#### [WORK INSTRUCTIONS]
Pick out each line with the word "image" from the material that follows.

Stored items:
--- --- ---

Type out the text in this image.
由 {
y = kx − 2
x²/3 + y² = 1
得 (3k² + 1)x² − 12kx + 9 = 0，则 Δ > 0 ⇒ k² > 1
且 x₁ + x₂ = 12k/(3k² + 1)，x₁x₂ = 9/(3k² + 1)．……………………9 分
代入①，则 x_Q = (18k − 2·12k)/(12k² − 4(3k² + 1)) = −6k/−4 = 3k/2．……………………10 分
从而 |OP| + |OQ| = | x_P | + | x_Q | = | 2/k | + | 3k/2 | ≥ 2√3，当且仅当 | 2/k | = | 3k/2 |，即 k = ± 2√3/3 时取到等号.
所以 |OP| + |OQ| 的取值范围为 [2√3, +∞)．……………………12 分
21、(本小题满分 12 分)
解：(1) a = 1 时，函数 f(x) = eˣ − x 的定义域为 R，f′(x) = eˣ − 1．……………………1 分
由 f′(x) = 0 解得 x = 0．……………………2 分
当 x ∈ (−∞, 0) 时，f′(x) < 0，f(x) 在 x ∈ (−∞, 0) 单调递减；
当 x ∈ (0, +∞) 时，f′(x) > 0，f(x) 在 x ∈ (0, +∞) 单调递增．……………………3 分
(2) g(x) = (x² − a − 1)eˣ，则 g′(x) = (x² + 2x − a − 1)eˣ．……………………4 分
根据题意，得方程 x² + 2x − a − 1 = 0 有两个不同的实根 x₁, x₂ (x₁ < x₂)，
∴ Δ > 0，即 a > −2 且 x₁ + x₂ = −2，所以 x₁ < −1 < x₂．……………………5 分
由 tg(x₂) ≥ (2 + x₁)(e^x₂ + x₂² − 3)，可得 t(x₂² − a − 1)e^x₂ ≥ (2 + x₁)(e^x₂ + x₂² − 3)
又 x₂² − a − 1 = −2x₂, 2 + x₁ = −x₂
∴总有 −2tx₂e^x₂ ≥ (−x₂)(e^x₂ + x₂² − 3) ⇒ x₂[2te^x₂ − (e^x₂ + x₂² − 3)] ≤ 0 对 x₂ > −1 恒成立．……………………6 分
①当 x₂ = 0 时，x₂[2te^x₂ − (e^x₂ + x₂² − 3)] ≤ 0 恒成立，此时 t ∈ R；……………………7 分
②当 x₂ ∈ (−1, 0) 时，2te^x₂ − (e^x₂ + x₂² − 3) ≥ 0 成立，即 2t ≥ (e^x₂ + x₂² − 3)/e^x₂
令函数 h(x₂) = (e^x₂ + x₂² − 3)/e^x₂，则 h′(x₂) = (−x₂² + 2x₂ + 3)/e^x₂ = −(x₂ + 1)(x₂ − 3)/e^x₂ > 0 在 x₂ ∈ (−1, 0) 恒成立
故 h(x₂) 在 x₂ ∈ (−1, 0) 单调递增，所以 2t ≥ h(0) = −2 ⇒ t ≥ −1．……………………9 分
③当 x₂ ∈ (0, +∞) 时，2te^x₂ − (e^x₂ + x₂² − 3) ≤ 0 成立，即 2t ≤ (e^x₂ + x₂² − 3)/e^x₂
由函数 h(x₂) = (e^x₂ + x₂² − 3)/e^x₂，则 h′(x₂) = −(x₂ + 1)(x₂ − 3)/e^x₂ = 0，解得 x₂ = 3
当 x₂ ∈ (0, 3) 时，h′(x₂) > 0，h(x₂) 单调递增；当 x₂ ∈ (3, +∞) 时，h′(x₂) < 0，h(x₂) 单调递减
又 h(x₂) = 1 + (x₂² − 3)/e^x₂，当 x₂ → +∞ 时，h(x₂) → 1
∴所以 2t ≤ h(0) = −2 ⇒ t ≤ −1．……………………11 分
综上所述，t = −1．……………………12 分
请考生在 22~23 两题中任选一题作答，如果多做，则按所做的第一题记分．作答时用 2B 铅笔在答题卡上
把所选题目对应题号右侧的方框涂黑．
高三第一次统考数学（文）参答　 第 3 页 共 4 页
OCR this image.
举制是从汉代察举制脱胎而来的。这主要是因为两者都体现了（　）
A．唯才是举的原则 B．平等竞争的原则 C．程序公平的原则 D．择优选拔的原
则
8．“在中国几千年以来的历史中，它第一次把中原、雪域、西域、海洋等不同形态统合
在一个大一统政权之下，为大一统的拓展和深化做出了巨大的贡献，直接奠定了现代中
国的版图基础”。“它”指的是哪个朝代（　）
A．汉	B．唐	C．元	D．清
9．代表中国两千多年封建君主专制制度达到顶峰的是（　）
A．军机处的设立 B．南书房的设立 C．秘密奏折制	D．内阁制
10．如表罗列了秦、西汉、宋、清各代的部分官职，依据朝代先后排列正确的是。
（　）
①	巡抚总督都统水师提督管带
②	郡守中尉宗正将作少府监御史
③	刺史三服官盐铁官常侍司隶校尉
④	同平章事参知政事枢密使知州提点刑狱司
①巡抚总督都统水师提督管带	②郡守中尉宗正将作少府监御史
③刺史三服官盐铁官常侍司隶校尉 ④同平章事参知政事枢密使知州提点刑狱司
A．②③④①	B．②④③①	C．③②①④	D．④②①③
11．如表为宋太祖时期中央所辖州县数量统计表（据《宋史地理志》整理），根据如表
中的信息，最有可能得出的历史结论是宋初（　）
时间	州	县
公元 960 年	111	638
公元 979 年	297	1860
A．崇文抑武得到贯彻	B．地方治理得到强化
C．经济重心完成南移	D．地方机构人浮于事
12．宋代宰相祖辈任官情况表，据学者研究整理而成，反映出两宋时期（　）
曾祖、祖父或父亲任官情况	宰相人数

--- --- ---

#### [CORRECT OUTPUT]
Type out the text in this image.
OCR this image.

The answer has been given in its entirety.